→ **What needs to be done**:
Pick out each line containing the string "image".

→ **Record extracts**:
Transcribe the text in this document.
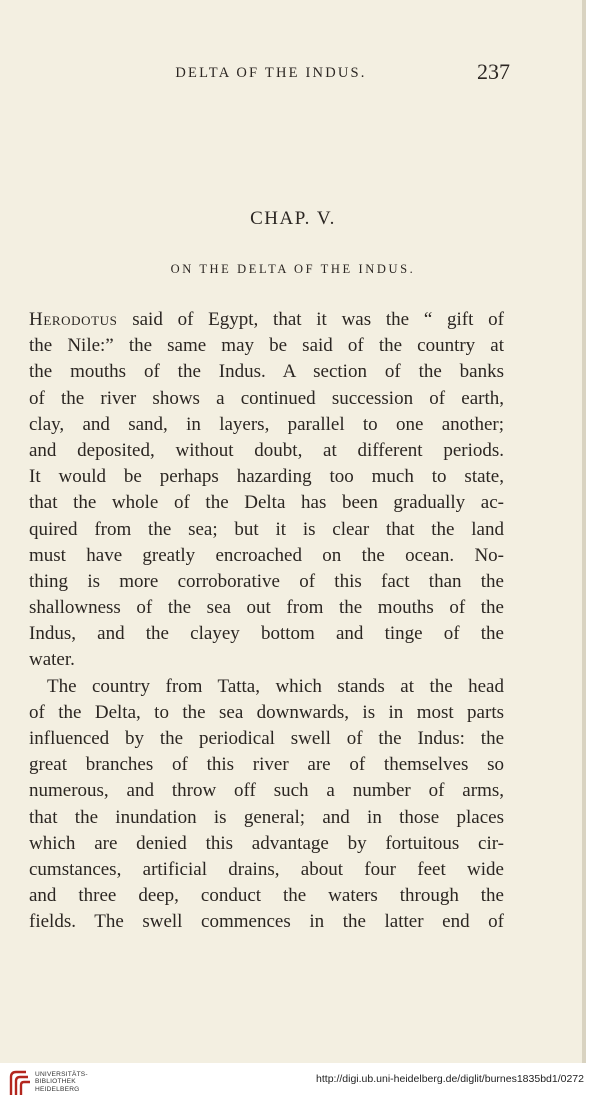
DELTA OF THE INDUS.	237
CHAP. V.
ON THE DELTA OF THE INDUS.
Herodotus said of Egypt, that it was the “ gift of
the Nile:” the same may be said of the country at
the mouths of the Indus. A section of the banks
of the river shows a continued succession of earth,
clay, and sand, in layers, parallel to one another;
and deposited, without doubt, at different periods.
It would be perhaps hazarding too much to state,
that the whole of the Delta has been gradually ac-
quired from the sea; but it is clear that the land
must have greatly encroached on the ocean. No-
thing is more corroborative of this fact than the
shallowness of the sea out from the mouths of the
Indus, and the clayey bottom and tinge of the
water.
The country from Tatta, which stands at the head
of the Delta, to the sea downwards, is in most parts
influenced by the periodical swell of the Indus: the
great branches of this river are of themselves so
numerous, and throw off such a number of arms,
that the inundation is general; and in those places
which are denied this advantage by fortuitous cir-
cumstances, artificial drains, about four feet wide
and three deep, conduct the waters through the
fields. The swell commences in the latter end of
UNIVERSITÄTS-
BIBLIOTHEK
HEIDELBERG
http://digi.ub.uni-heidelberg.de/diglit/burnes1835bd1/0272
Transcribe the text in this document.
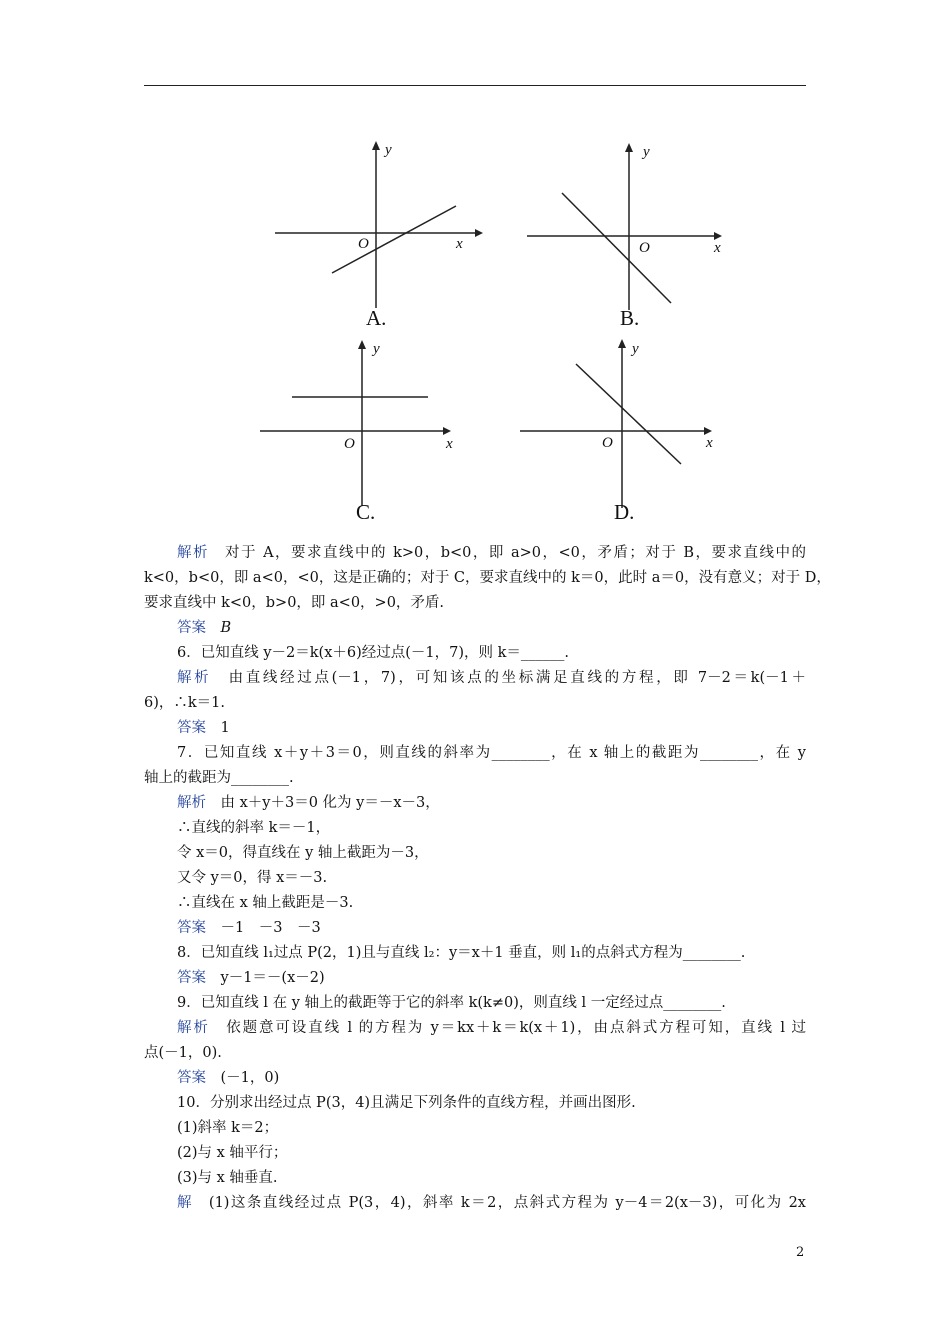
y
x
O
A.
y
x
O
B.
y
x
O
C.
y
x
O
D.
解析　 对于 A，要求直线中的 k>0，b<0，即 a>0，<0，矛盾；对于 B，要求直线中的
k<0，b<0，即 a<0，<0，这是正确的；对于 C，要求直线中的 k＝0，此时 a＝0，没有意义；对于 D，
要求直线中 k<0，b>0，即 a<0，>0，矛盾.
答案　 B
6．已知直线 y－2＝k(x＋6)经过点(－1，7)，则 k＝______.
解析　 由直线经过点(－1，7)，可知该点的坐标满足直线的方程，即 7－2＝k(－1＋
6)，∴k＝1.
答案　 1
7．已知直线 x＋y＋3＝0，则直线的斜率为________，在 x 轴上的截距为________，在 y
轴上的截距为________.
解析　 由 x＋y＋3＝0 化为 y＝－x－3，
∴直线的斜率 k＝－1，
令 x＝0，得直线在 y 轴上截距为－3，
又令 y＝0，得 x＝－3.
∴直线在 x 轴上截距是－3.
答案　 －1　－3　－3
8．已知直线 l₁过点 P(2，1)且与直线 l₂：y＝x＋1 垂直，则 l₁的点斜式方程为________.
答案　 y－1＝－(x－2)
9．已知直线 l 在 y 轴上的截距等于它的斜率 k(k≠0)，则直线 l 一定经过点________.
解析　 依题意可设直线 l 的方程为 y＝kx＋k＝k(x＋1)，由点斜式方程可知，直线 l 过
点(－1，0).
答案　 (－1，0)
10．分别求出经过点 P(3，4)且满足下列条件的直线方程，并画出图形.
(1)斜率 k＝2；
(2)与 x 轴平行；
(3)与 x 轴垂直.
解　 (1)这条直线经过点 P(3，4)，斜率 k＝2，点斜式方程为 y－4＝2(x－3)，可化为 2x
2
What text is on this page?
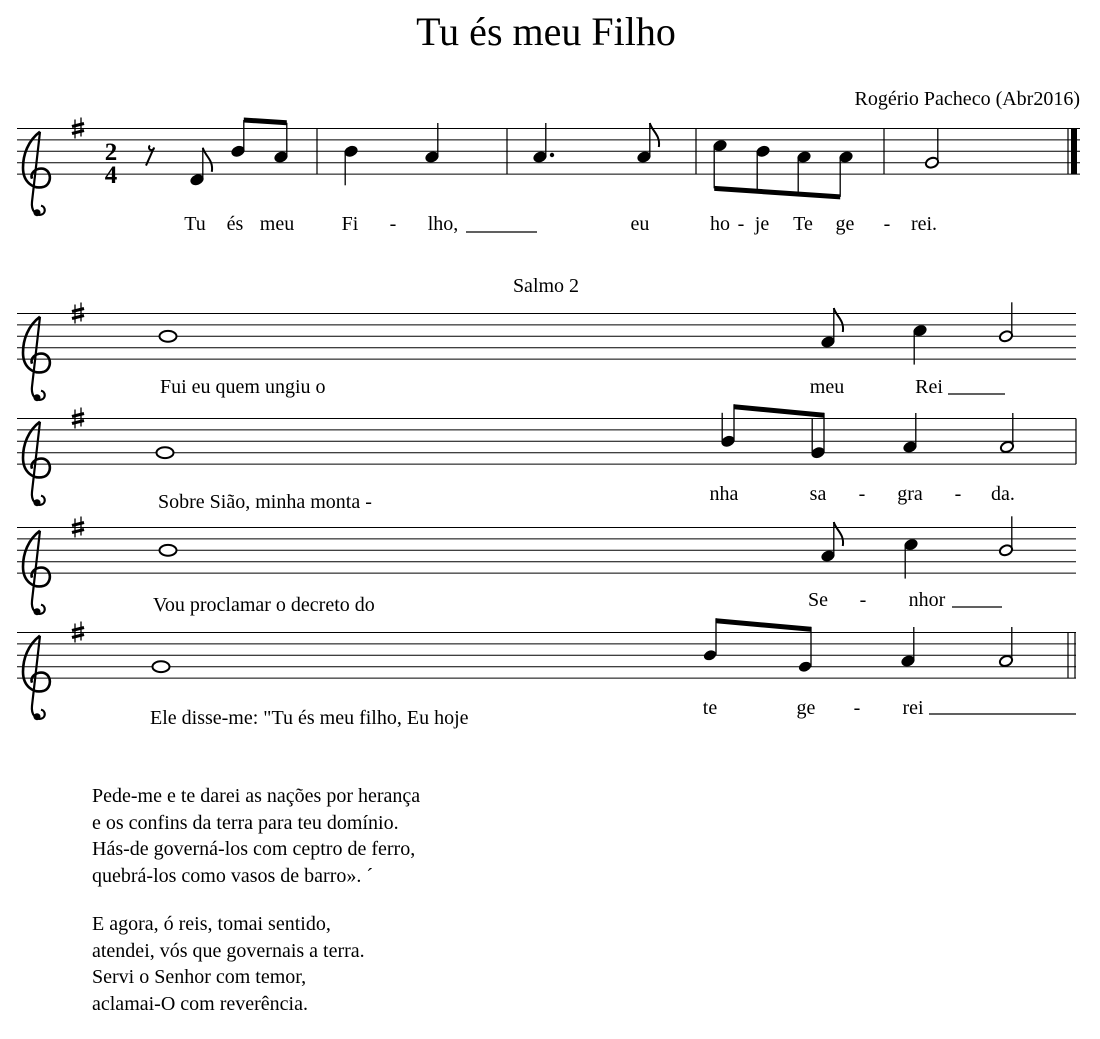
Tu és meu Filho
Rogério Pacheco (Abr2016)
Salmo 2
2
4
Tu és meu Fi - lho,	eu	ho - je Te ge - rei.
Fui eu quem ungiu o	meu	Rei
Sobre Sião, minha monta -	nha	sa - gra - da.
Vou proclamar o decreto do	Se - nhor
Ele disse-me: "Tu és meu filho, Eu hoje	te	ge - rei
Pede-me e te darei as nações por herança
e os confins da terra para teu domínio.
Hás-de governá-los com ceptro de ferro,
quebrá-los como vasos de barro». ´
E agora, ó reis, tomai sentido,
atendei, vós que governais a terra.
Servi o Senhor com temor,
aclamai-O com reverência.
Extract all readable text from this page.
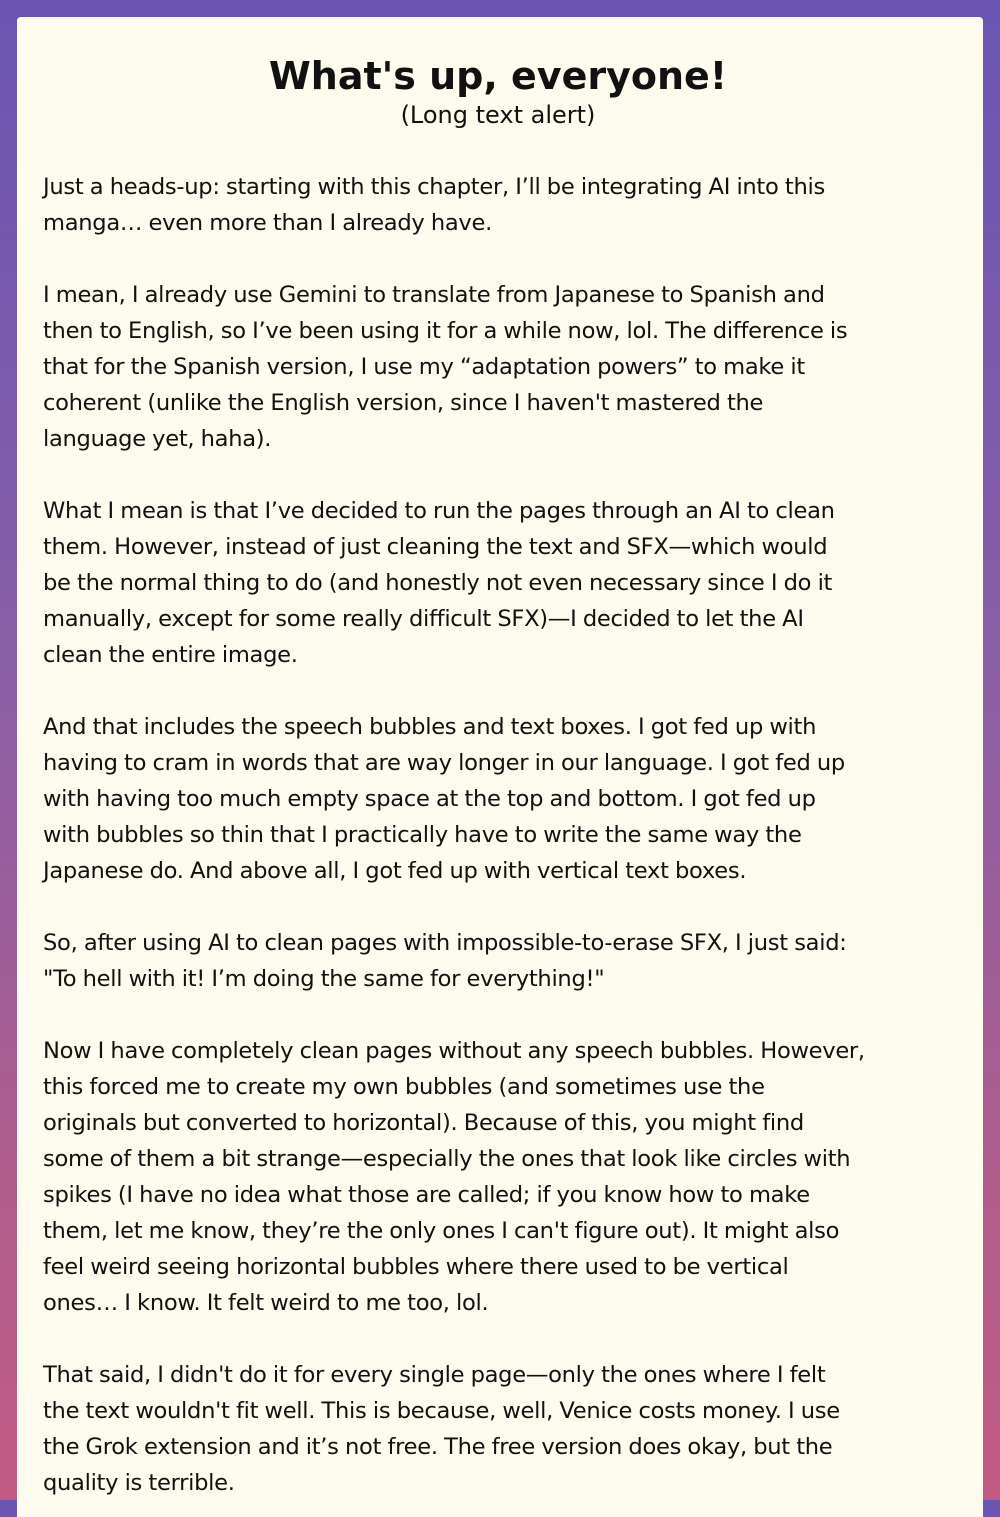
What's up, everyone!

(Long text alert)

Just a heads-up: starting with this chapter, I’ll be integrating AI into this
manga… even more than I already have.

I mean, I already use Gemini to translate from Japanese to Spanish and
then to English, so I’ve been using it for a while now, lol. The difference is
that for the Spanish version, I use my “adaptation powers” to make it
coherent (unlike the English version, since I haven't mastered the
language yet, haha).

What I mean is that I’ve decided to run the pages through an AI to clean
them. However, instead of just cleaning the text and SFX—which would
be the normal thing to do (and honestly not even necessary since I do it
manually, except for some really difficult SFX)—I decided to let the AI
clean the entire image.

And that includes the speech bubbles and text boxes. I got fed up with
having to cram in words that are way longer in our language. I got fed up
with having too much empty space at the top and bottom. I got fed up
with bubbles so thin that I practically have to write the same way the
Japanese do. And above all, I got fed up with vertical text boxes.

So, after using AI to clean pages with impossible-to-erase SFX, I just said:
"To hell with it! I’m doing the same for everything!"

Now I have completely clean pages without any speech bubbles. However,
this forced me to create my own bubbles (and sometimes use the
originals but converted to horizontal). Because of this, you might find
some of them a bit strange—especially the ones that look like circles with
spikes (I have no idea what those are called; if you know how to make
them, let me know, they’re the only ones I can't figure out). It might also
feel weird seeing horizontal bubbles where there used to be vertical
ones… I know. It felt weird to me too, lol.

That said, I didn't do it for every single page—only the ones where I felt
the text wouldn't fit well. This is because, well, Venice costs money. I use
the Grok extension and it’s not free. The free version does okay, but the
quality is terrible.
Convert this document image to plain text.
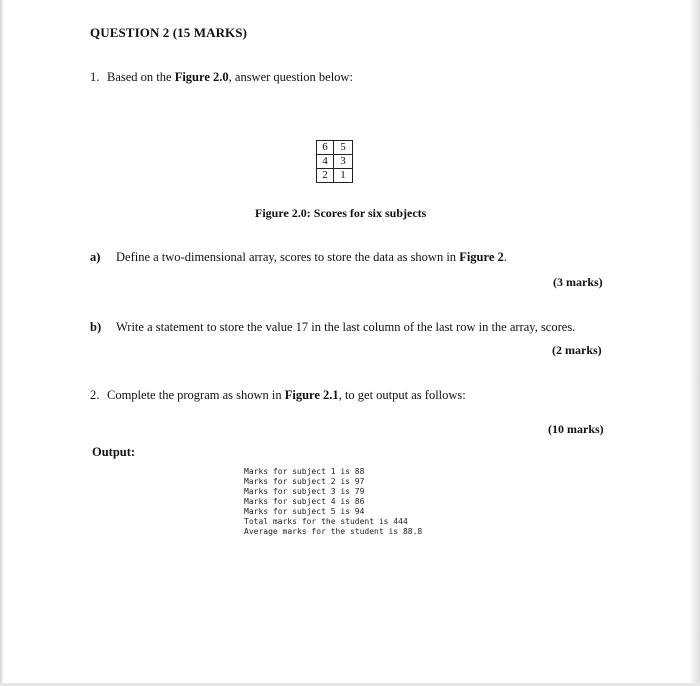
QUESTION 2 (15 MARKS)
1. Based on the Figure 2.0, answer question below:
6	5	
4	3	
2	1	
Figure 2.0: Scores for six subjects
a) Define a two-dimensional array, scores to store the data as shown in Figure 2.
(3 marks)
b) Write a statement to store the value 17 in the last column of the last row in the array, scores.
(2 marks)
2. Complete the program as shown in Figure 2.1, to get output as follows:
(10 marks)
Output:
Marks for subject 1 is 88
Marks for subject 2 is 97
Marks for subject 3 is 79
Marks for subject 4 is 86
Marks for subject 5 is 94
Total marks for the student is 444
Average marks for the student is 88.8
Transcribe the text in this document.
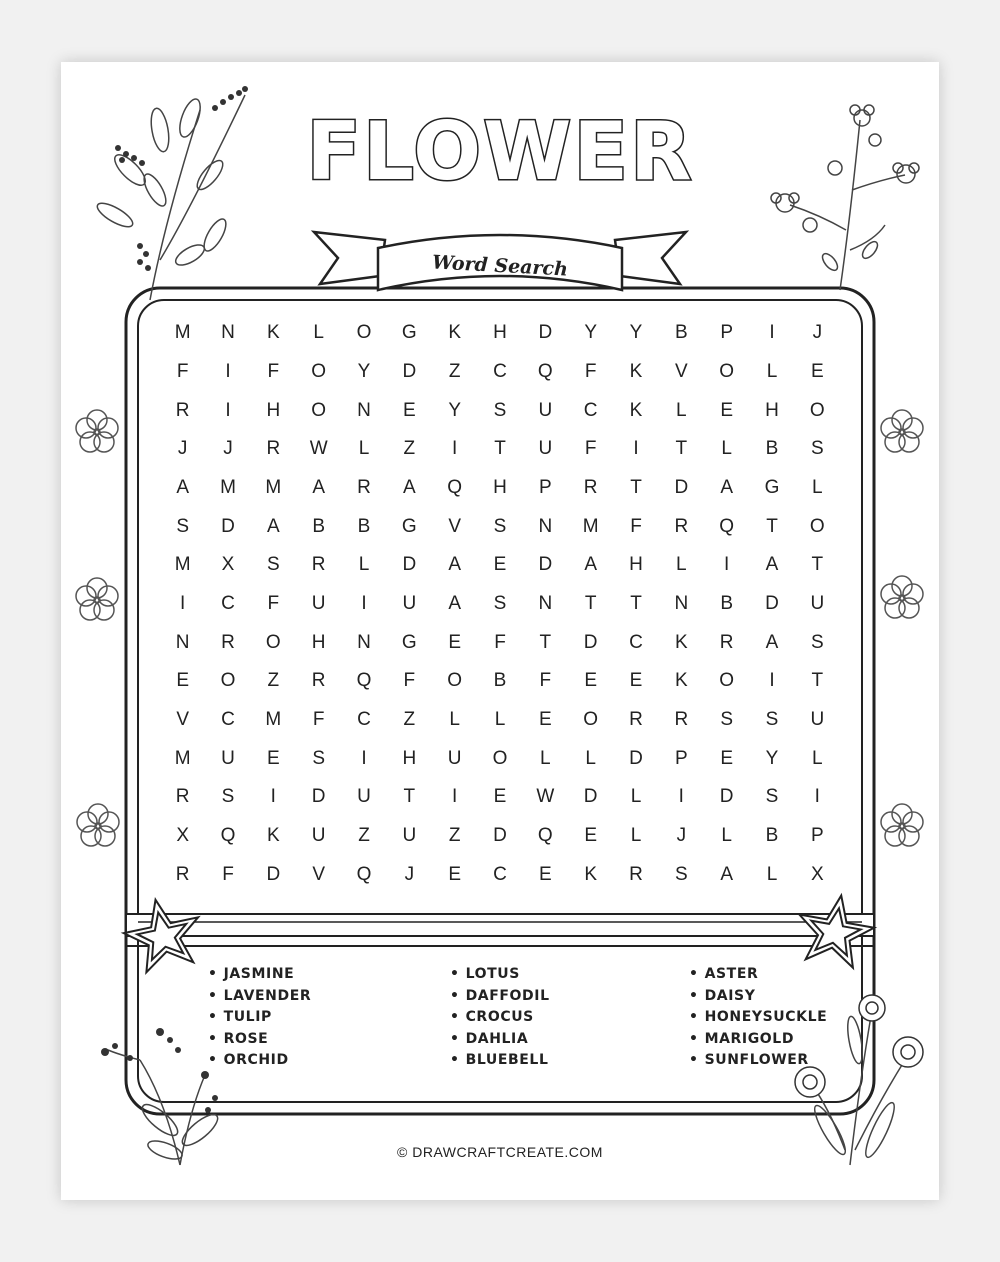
FLOWER
Word Search
M	N	K	L	O	G	K	H	D	Y	Y	B	P	I	J
F	I	F	O	Y	D	Z	C	Q	F	K	V	O	L	E
R	I	H	O	N	E	Y	S	U	C	K	L	E	H	O
J	J	R	W	L	Z	I	T	U	F	I	T	L	B	S
A	M	M	A	R	A	Q	H	P	R	T	D	A	G	L
S	D	A	B	B	G	V	S	N	M	F	R	Q	T	O
M	X	S	R	L	D	A	E	D	A	H	L	I	A	T
I	C	F	U	I	U	A	S	N	T	T	N	B	D	U
N	R	O	H	N	G	E	F	T	D	C	K	R	A	S
E	O	Z	R	Q	F	O	B	F	E	E	K	O	I	T
V	C	M	F	C	Z	L	L	E	O	R	R	S	S	U
M	U	E	S	I	H	U	O	L	L	D	P	E	Y	L
R	S	I	D	U	T	I	E	W	D	L	I	D	S	I
X	Q	K	U	Z	U	Z	D	Q	E	L	J	L	B	P
R	F	D	V	Q	J	E	C	E	K	R	S	A	L	X
• JASMINE
• LAVENDER
• TULIP
• ROSE
• ORCHID
• LOTUS
• DAFFODIL
• CROCUS
• DAHLIA
• BLUEBELL
• ASTER
• DAISY
• HONEYSUCKLE
• MARIGOLD
• SUNFLOWER
© DRAWCRAFTCREATE.COM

→ **Full answer**:
clean the entire image.
Convert this document image to plain text.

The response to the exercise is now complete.